## Exercise
Quote all of the entries word for word.

[Entries taken from a collection]
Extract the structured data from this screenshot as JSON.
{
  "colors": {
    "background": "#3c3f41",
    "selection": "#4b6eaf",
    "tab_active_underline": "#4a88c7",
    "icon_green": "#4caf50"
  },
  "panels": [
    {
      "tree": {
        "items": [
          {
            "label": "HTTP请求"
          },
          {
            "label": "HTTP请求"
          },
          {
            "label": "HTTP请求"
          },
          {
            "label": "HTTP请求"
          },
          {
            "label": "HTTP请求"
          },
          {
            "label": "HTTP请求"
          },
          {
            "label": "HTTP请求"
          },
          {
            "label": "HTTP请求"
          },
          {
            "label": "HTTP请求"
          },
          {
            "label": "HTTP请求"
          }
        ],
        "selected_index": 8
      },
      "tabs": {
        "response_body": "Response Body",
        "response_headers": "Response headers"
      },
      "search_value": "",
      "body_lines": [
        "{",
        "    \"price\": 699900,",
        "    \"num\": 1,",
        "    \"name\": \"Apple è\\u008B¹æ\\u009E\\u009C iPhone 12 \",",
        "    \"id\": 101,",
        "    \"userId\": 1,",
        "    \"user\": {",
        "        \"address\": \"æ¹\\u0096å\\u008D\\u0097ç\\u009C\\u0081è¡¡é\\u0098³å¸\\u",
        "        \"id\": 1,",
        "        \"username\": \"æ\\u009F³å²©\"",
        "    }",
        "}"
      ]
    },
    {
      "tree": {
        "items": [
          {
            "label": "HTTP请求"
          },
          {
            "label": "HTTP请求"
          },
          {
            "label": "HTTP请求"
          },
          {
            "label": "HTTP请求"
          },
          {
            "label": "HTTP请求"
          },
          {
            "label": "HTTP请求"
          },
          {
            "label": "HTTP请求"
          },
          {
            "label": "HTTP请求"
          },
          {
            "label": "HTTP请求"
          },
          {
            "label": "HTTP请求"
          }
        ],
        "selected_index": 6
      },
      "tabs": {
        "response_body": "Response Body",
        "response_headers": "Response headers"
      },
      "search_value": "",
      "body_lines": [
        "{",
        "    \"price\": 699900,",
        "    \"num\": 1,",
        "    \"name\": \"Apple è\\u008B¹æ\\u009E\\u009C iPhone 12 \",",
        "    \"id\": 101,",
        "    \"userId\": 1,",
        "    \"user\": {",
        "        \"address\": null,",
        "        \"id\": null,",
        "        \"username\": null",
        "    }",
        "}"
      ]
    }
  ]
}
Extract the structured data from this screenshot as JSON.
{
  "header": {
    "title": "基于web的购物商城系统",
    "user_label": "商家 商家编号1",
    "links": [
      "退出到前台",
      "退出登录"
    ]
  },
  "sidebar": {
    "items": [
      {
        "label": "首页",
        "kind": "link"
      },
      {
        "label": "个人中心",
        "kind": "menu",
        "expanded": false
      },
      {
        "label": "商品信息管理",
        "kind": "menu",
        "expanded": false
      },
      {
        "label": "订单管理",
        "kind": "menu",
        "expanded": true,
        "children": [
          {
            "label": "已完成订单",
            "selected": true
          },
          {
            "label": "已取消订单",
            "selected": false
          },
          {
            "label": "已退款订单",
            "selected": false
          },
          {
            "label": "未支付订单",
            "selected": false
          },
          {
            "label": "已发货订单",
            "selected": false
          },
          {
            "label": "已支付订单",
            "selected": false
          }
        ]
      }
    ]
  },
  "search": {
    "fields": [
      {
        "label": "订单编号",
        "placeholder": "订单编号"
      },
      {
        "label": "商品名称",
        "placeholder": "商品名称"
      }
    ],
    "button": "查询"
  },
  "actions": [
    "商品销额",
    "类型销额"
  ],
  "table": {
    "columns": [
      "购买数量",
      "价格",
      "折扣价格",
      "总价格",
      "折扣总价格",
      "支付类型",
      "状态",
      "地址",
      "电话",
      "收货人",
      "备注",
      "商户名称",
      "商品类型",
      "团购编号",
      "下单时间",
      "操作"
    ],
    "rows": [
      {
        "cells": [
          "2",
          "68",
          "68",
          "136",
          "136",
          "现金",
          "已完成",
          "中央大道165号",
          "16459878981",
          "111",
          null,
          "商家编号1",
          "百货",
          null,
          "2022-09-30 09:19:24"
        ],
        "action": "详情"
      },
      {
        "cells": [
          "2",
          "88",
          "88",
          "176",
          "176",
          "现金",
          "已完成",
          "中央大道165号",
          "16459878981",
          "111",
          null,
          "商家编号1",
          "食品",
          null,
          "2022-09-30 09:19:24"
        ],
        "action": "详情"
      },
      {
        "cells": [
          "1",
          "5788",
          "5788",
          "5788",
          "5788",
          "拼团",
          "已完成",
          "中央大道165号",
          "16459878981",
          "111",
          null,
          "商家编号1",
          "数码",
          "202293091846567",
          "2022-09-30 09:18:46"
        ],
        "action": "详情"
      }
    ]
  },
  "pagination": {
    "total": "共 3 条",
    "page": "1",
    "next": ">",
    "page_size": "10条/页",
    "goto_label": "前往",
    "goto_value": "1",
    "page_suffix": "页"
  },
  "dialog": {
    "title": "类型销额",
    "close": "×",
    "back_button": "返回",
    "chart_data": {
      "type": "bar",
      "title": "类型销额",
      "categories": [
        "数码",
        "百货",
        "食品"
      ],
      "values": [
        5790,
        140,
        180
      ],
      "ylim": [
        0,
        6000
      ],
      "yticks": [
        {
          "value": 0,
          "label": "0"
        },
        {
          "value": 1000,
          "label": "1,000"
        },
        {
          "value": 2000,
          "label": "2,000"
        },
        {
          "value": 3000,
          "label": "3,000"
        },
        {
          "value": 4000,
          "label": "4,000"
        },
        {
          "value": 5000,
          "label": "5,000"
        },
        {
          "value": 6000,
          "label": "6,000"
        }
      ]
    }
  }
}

## Output of the task
Extract the structured data from this screenshot as JSON.
{
  "colors": {
    "background": "#3c3f41",
    "selection": "#4b6eaf",
    "tab_active_underline": "#4a88c7",
    "icon_green": "#4caf50"
  },
  "panels": [
    {
      "tree": {
        "items": [
          {
            "label": "HTTP请求"
          },
          {
            "label": "HTTP请求"
          },
          {
            "label": "HTTP请求"
          },
          {
            "label": "HTTP请求"
          },
          {
            "label": "HTTP请求"
          },
          {
            "label": "HTTP请求"
          },
          {
            "label": "HTTP请求"
          },
          {
            "label": "HTTP请求"
          },
          {
            "label": "HTTP请求"
          },
          {
            "label": "HTTP请求"
          }
        ],
        "selected_index": 8
      },
      "tabs": {
        "response_body": "Response Body",
        "response_headers": "Response headers"
      },
      "search_value": "",
      "body_lines": [
        "{",
        "    \"price\": 699900,",
        "    \"num\": 1,",
        "    \"name\": \"Apple è\\u008B¹æ\\u009E\\u009C iPhone 12 \",",
        "    \"id\": 101,",
        "    \"userId\": 1,",
        "    \"user\": {",
        "        \"address\": \"æ¹\\u0096å\\u008D\\u0097ç\\u009C\\u0081è¡¡é\\u0098³å¸\\u",
        "        \"id\": 1,",
        "        \"username\": \"æ\\u009F³å²©\"",
        "    }",
        "}"
      ]
    },
    {
      "tree": {
        "items": [
          {
            "label": "HTTP请求"
          },
          {
            "label": "HTTP请求"
          },
          {
            "label": "HTTP请求"
          },
          {
            "label": "HTTP请求"
          },
          {
            "label": "HTTP请求"
          },
          {
            "label": "HTTP请求"
          },
          {
            "label": "HTTP请求"
          },
          {
            "label": "HTTP请求"
          },
          {
            "label": "HTTP请求"
          },
          {
            "label": "HTTP请求"
          }
        ],
        "selected_index": 6
      },
      "tabs": {
        "response_body": "Response Body",
        "response_headers": "Response headers"
      },
      "search_value": "",
      "body_lines": [
        "{",
        "    \"price\": 699900,",
        "    \"num\": 1,",
        "    \"name\": \"Apple è\\u008B¹æ\\u009E\\u009C iPhone 12 \",",
        "    \"id\": 101,",
        "    \"userId\": 1,",
        "    \"user\": {",
        "        \"address\": null,",
        "        \"id\": null,",
        "        \"username\": null",
        "    }",
        "}"
      ]
    }
  ]
}
Extract the structured data from this screenshot as JSON.
{
  "header": {
    "title": "基于web的购物商城系统",
    "user_label": "商家 商家编号1",
    "links": [
      "退出到前台",
      "退出登录"
    ]
  },
  "sidebar": {
    "items": [
      {
        "label": "首页",
        "kind": "link"
      },
      {
        "label": "个人中心",
        "kind": "menu",
        "expanded": false
      },
      {
        "label": "商品信息管理",
        "kind": "menu",
        "expanded": false
      },
      {
        "label": "订单管理",
        "kind": "menu",
        "expanded": true,
        "children": [
          {
            "label": "已完成订单",
            "selected": true
          },
          {
            "label": "已取消订单",
            "selected": false
          },
          {
            "label": "已退款订单",
            "selected": false
          },
          {
            "label": "未支付订单",
            "selected": false
          },
          {
            "label": "已发货订单",
            "selected": false
          },
          {
            "label": "已支付订单",
            "selected": false
          }
        ]
      }
    ]
  },
  "search": {
    "fields": [
      {
        "label": "订单编号",
        "placeholder": "订单编号"
      },
      {
        "label": "商品名称",
        "placeholder": "商品名称"
      }
    ],
    "button": "查询"
  },
  "actions": [
    "商品销额",
    "类型销额"
  ],
  "table": {
    "columns": [
      "购买数量",
      "价格",
      "折扣价格",
      "总价格",
      "折扣总价格",
      "支付类型",
      "状态",
      "地址",
      "电话",
      "收货人",
      "备注",
      "商户名称",
      "商品类型",
      "团购编号",
      "下单时间",
      "操作"
    ],
    "rows": [
      {
        "cells": [
          "2",
          "68",
          "68",
          "136",
          "136",
          "现金",
          "已完成",
          "中央大道165号",
          "16459878981",
          "111",
          null,
          "商家编号1",
          "百货",
          null,
          "2022-09-30 09:19:24"
        ],
        "action": "详情"
      },
      {
        "cells": [
          "2",
          "88",
          "88",
          "176",
          "176",
          "现金",
          "已完成",
          "中央大道165号",
          "16459878981",
          "111",
          null,
          "商家编号1",
          "食品",
          null,
          "2022-09-30 09:19:24"
        ],
        "action": "详情"
      },
      {
        "cells": [
          "1",
          "5788",
          "5788",
          "5788",
          "5788",
          "拼团",
          "已完成",
          "中央大道165号",
          "16459878981",
          "111",
          null,
          "商家编号1",
          "数码",
          "202293091846567",
          "2022-09-30 09:18:46"
        ],
        "action": "详情"
      }
    ]
  },
  "pagination": {
    "total": "共 3 条",
    "page": "1",
    "next": ">",
    "page_size": "10条/页",
    "goto_label": "前往",
    "goto_value": "1",
    "page_suffix": "页"
  },
  "dialog": {
    "title": "类型销额",
    "close": "×",
    "back_button": "返回",
    "chart_data": {
      "type": "bar",
      "title": "类型销额",
      "categories": [
        "数码",
        "百货",
        "食品"
      ],
      "values": [
        5790,
        140,
        180
      ],
      "ylim": [
        0,
        6000
      ],
      "yticks": [
        {
          "value": 0,
          "label": "0"
        },
        {
          "value": 1000,
          "label": "1,000"
        },
        {
          "value": 2000,
          "label": "2,000"
        },
        {
          "value": 3000,
          "label": "3,000"
        },
        {
          "value": 4000,
          "label": "4,000"
        },
        {
          "value": 5000,
          "label": "5,000"
        },
        {
          "value": 6000,
          "label": "6,000"
        }
      ]
    }
  }
}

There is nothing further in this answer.